§ **Passage provided**:
White House targets July 4 for Clarity Act passage, says crypto adviser Patrick Witt
The executive director of the President's Council of Advisors for Digital Assets said the Senate Banking Committee hearing will happen this month on market structure. bill.
By Jeffrey Albus|Edited by Jesse HamiltonUpdated May 6, 2026, 9:50 p.m. Published May 6, 2026, 9:16 p.m. 3 min readMake preferred on
What to know:
- White House digital-assets adviser Patrick Witt said the administration is targeting July 4 for House passage of the Clarity Act, with the Senate Banking Committee markup planned for this month and four working Senate weeks in June for floor passage.
- The stablecoin-yield compromise inside Clarity between Sens. Thom Tillis and Angela Alsobrooks "is closed," Witt said.
- The White House is pushing for a conflict-of-interest provision that applies "across the board" rather than targeting any single officeholder, in response to advocates who raised it as an answer to President Donald Trump's crypto interests.
The White House is aiming for July 4 for Congress to pass the Digital Asset Market Clarity Act, Patrick Witt, executive director of the President's Council of Advisors for Digital Assets, told CoinDesk's Consensus Miami conference on Wednesday.

§ **Recorded information**:
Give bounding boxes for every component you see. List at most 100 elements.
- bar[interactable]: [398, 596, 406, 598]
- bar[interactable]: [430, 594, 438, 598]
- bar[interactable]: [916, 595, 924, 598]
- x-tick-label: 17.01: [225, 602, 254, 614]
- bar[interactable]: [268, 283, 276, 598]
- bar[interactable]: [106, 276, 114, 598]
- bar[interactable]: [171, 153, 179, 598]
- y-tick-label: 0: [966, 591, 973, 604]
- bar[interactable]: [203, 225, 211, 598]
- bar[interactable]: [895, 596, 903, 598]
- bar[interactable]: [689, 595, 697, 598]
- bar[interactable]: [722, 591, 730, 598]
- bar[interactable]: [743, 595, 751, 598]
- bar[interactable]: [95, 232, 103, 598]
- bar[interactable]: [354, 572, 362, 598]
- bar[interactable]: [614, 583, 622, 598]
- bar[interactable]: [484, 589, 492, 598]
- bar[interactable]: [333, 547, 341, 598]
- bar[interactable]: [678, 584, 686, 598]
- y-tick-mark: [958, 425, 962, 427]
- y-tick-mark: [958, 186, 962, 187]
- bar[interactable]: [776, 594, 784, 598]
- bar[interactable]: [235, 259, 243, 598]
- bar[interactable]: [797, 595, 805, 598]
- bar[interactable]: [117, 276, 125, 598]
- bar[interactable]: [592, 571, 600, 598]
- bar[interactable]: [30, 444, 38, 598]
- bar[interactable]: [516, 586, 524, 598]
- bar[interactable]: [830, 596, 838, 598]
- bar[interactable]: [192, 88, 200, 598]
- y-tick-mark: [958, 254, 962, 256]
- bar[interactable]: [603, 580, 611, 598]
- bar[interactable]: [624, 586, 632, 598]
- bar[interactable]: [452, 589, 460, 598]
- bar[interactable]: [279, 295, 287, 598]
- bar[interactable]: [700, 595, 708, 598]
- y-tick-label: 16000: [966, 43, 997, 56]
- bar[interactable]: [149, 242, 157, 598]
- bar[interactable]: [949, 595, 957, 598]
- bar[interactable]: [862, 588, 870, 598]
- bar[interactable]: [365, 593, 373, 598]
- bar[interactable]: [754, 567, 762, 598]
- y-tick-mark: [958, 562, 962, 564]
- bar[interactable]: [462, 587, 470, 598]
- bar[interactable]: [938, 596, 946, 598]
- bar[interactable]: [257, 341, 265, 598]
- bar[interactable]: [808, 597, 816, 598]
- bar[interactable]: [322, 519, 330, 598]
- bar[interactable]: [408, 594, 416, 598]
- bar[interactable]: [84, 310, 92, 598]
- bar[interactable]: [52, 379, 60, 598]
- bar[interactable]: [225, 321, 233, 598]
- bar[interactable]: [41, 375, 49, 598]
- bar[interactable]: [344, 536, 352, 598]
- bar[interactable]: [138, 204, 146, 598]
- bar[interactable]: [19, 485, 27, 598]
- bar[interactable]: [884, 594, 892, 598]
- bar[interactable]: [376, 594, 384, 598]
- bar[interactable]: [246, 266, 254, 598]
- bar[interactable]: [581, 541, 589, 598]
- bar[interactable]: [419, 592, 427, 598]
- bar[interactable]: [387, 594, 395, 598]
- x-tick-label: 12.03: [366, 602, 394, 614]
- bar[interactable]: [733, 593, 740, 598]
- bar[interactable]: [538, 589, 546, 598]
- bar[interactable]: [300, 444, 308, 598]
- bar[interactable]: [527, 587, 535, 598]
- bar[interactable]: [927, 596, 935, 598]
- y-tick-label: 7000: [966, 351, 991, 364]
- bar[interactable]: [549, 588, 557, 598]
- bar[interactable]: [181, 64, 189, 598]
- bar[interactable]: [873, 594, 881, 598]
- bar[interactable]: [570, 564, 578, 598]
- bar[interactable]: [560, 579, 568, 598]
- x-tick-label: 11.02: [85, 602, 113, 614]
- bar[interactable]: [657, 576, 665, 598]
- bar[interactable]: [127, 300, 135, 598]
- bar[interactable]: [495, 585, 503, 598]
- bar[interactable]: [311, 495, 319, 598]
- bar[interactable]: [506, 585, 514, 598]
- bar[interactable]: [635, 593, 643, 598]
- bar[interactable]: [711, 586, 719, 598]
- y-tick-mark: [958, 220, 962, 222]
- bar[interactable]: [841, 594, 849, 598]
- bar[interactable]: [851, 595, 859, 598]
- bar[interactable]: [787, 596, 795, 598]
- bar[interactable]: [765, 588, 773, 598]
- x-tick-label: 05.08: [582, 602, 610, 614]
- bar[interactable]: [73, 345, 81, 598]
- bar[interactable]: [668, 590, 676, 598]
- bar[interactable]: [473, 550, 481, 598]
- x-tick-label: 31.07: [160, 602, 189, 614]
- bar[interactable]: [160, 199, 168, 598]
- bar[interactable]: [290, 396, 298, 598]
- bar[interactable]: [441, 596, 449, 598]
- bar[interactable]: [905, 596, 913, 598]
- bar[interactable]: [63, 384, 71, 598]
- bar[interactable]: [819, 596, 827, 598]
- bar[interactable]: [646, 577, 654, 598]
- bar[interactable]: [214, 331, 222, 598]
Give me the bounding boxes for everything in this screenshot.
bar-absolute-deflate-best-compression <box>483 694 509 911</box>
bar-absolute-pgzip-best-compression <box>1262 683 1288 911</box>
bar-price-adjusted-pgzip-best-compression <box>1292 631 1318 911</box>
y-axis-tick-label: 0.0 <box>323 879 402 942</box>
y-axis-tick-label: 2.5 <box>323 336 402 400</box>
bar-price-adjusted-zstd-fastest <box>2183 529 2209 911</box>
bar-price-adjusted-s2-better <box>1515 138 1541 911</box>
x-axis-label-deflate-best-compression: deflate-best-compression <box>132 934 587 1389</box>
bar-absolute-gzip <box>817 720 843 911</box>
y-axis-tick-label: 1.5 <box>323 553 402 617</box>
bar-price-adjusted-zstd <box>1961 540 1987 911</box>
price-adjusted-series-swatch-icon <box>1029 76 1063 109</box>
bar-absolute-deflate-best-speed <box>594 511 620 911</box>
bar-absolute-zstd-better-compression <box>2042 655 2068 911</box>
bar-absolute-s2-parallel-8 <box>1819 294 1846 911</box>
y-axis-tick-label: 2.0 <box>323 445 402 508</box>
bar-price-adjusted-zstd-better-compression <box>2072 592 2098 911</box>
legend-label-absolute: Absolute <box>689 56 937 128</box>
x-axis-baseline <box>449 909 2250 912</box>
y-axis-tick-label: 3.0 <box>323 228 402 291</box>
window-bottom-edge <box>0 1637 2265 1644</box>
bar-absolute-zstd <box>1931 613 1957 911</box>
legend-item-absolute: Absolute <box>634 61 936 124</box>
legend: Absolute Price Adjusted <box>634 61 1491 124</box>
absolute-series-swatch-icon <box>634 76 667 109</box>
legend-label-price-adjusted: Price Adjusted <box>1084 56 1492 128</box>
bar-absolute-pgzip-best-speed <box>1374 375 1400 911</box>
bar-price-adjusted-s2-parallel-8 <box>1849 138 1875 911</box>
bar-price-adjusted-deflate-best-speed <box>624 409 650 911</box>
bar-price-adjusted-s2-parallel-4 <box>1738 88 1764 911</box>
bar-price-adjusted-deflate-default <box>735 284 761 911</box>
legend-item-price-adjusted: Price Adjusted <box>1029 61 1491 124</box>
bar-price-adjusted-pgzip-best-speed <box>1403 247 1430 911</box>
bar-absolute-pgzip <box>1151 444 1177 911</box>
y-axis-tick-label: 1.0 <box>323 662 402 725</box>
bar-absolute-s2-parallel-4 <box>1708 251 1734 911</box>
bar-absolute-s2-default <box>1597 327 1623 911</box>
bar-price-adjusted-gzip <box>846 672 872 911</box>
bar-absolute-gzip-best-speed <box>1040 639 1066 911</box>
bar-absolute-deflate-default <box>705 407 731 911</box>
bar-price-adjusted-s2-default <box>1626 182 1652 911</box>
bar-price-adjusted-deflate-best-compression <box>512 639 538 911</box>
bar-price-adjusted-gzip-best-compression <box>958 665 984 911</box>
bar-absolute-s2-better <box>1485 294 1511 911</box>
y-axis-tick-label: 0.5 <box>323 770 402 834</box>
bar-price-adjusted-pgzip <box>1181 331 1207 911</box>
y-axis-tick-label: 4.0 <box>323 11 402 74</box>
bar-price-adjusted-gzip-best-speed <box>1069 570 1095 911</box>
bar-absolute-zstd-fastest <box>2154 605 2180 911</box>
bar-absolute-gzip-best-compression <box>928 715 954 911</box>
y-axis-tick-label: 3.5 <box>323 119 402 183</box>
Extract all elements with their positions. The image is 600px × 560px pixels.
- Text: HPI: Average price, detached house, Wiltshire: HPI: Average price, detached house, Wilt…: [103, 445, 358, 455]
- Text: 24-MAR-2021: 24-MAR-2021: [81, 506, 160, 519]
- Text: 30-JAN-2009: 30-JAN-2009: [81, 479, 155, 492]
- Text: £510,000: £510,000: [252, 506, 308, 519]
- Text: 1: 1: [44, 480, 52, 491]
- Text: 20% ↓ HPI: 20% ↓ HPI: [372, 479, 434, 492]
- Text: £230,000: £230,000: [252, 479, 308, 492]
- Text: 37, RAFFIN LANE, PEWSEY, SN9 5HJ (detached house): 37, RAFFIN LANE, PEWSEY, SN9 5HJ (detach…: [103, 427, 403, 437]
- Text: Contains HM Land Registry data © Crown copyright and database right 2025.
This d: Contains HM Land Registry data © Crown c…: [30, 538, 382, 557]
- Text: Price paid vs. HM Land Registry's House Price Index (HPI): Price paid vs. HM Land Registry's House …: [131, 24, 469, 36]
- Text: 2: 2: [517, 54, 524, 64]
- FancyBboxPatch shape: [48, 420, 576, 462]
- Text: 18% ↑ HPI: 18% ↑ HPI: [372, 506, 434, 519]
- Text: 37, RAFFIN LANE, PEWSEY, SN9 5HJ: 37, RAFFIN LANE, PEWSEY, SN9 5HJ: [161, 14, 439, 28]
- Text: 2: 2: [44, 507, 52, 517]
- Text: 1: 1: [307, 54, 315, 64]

§ **Work required**: Reproduce the news article about the White House's July 4 target for the Clarity Act word for word, from its headline through its last sentence.

§ **Exercise answer**:
White House targets July 4 for Clarity Act passage, says crypto adviser Patrick Witt
The executive director of the President's Council of Advisors for Digital Assets said the Senate Banking Committee hearing will happen this month on market structure. bill.
By Jeffrey Albus|Edited by Jesse HamiltonUpdated May 6, 2026, 9:50 p.m. Published May 6, 2026, 9:16 p.m. 3 min readMake preferred on
What to know:
- White House digital-assets adviser Patrick Witt said the administration is targeting July 4 for House passage of the Clarity Act, with the Senate Banking Committee markup planned for this month and four working Senate weeks in June for floor passage.
- The stablecoin-yield compromise inside Clarity between Sens. Thom Tillis and Angela Alsobrooks "is closed," Witt said.
- The White House is pushing for a conflict-of-interest provision that applies "across the board" rather than targeting any single officeholder, in response to advocates who raised it as an answer to President Donald Trump's crypto interests.
The White House is aiming for July 4 for Congress to pass the Digital Asset Market Clarity Act, Patrick Witt, executive director of the President's Council of Advisors for Digital Assets, told CoinDesk's Consensus Miami conference on Wednesday.